Start of Material for this task
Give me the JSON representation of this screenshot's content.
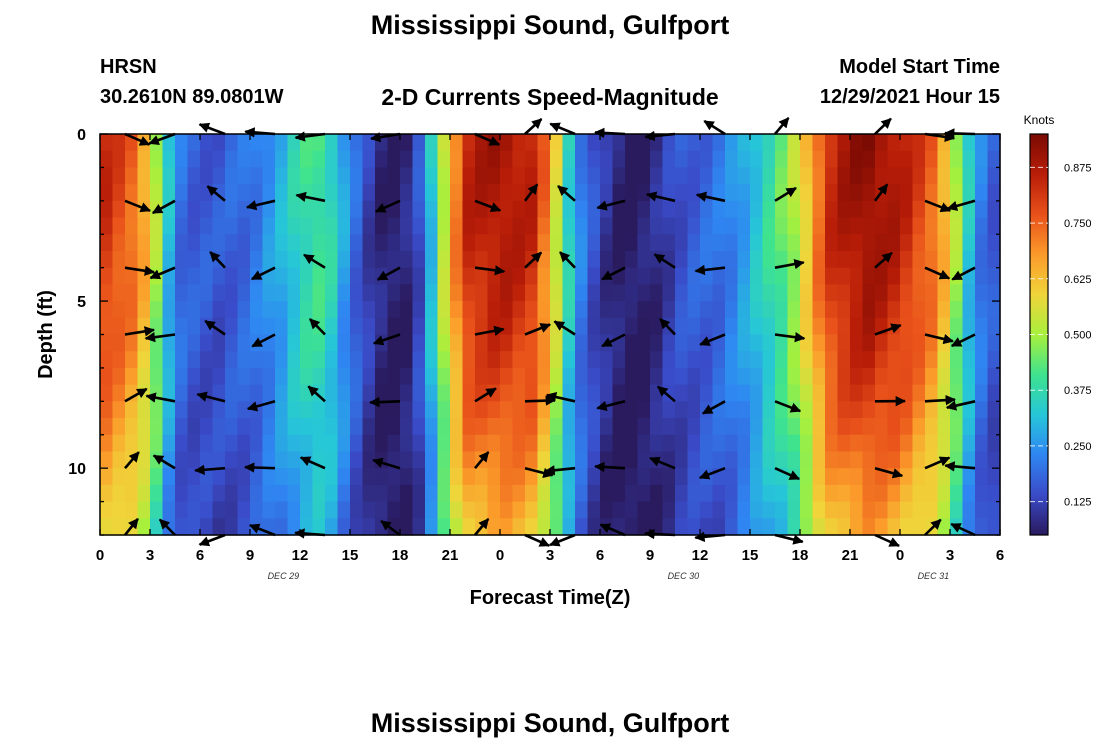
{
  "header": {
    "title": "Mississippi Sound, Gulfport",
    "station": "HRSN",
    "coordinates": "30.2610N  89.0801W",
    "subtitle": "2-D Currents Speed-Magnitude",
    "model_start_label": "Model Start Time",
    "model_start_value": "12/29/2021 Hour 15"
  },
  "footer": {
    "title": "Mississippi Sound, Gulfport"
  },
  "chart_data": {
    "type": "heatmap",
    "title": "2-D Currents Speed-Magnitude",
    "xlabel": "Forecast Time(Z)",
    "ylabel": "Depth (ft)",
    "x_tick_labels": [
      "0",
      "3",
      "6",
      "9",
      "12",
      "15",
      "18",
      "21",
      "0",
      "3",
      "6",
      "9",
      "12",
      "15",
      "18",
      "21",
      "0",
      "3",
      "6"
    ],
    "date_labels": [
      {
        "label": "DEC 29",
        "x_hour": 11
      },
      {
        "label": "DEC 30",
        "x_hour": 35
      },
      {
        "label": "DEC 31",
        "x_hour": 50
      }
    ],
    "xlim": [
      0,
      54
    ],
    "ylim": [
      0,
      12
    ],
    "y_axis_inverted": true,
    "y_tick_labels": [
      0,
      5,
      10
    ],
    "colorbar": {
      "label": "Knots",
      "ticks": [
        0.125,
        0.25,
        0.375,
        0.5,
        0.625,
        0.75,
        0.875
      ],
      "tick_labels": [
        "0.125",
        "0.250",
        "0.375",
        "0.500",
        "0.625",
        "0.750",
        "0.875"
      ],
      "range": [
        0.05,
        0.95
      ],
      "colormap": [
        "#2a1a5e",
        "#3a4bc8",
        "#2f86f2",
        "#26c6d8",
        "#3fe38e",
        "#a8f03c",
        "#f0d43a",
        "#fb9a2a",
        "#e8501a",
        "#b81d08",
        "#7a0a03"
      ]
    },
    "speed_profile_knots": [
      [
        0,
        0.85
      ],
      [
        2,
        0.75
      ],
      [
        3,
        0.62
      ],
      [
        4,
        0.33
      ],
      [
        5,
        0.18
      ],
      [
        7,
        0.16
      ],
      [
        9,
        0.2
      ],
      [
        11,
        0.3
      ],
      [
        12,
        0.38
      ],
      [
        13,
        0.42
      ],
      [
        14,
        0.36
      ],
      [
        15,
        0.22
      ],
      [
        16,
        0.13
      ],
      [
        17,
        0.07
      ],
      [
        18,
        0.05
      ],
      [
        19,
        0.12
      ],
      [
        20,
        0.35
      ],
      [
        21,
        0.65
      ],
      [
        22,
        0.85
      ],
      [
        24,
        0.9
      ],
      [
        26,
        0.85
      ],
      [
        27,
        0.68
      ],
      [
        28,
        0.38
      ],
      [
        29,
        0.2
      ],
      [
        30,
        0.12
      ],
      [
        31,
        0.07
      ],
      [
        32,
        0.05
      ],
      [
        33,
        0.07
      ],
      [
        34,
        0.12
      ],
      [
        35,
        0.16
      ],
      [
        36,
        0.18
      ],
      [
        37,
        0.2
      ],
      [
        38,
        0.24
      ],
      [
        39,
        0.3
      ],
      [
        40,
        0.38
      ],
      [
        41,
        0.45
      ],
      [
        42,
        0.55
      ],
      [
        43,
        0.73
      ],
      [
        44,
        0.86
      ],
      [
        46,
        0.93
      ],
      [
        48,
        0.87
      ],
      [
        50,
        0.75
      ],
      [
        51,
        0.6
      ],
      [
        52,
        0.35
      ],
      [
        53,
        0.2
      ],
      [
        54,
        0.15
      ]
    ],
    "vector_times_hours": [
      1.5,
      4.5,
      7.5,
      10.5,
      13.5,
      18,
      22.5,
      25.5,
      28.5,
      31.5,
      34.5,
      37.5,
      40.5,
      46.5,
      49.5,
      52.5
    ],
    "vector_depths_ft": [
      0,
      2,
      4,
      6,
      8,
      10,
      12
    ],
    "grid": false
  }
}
End of Material for this task
Start of Material for this task
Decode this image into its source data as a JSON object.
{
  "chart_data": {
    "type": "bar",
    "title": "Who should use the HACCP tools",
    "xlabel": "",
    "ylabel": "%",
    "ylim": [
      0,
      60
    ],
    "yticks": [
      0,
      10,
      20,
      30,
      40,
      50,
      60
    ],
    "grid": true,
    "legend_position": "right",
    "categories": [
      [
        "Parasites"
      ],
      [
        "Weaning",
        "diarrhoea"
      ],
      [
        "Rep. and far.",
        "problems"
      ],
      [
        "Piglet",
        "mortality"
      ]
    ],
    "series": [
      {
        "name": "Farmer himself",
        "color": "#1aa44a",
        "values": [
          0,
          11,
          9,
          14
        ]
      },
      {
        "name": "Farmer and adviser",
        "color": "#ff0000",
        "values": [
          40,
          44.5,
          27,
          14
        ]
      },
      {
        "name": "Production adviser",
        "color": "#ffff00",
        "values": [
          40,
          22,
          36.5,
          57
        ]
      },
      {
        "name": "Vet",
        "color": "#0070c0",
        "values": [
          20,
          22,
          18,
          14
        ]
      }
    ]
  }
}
End of Material for this task
Exercise instructions: Pull out each line of the entries that contains "Farmer".

Result below:
        "name": "Farmer himself",
        "name": "Farmer and adviser",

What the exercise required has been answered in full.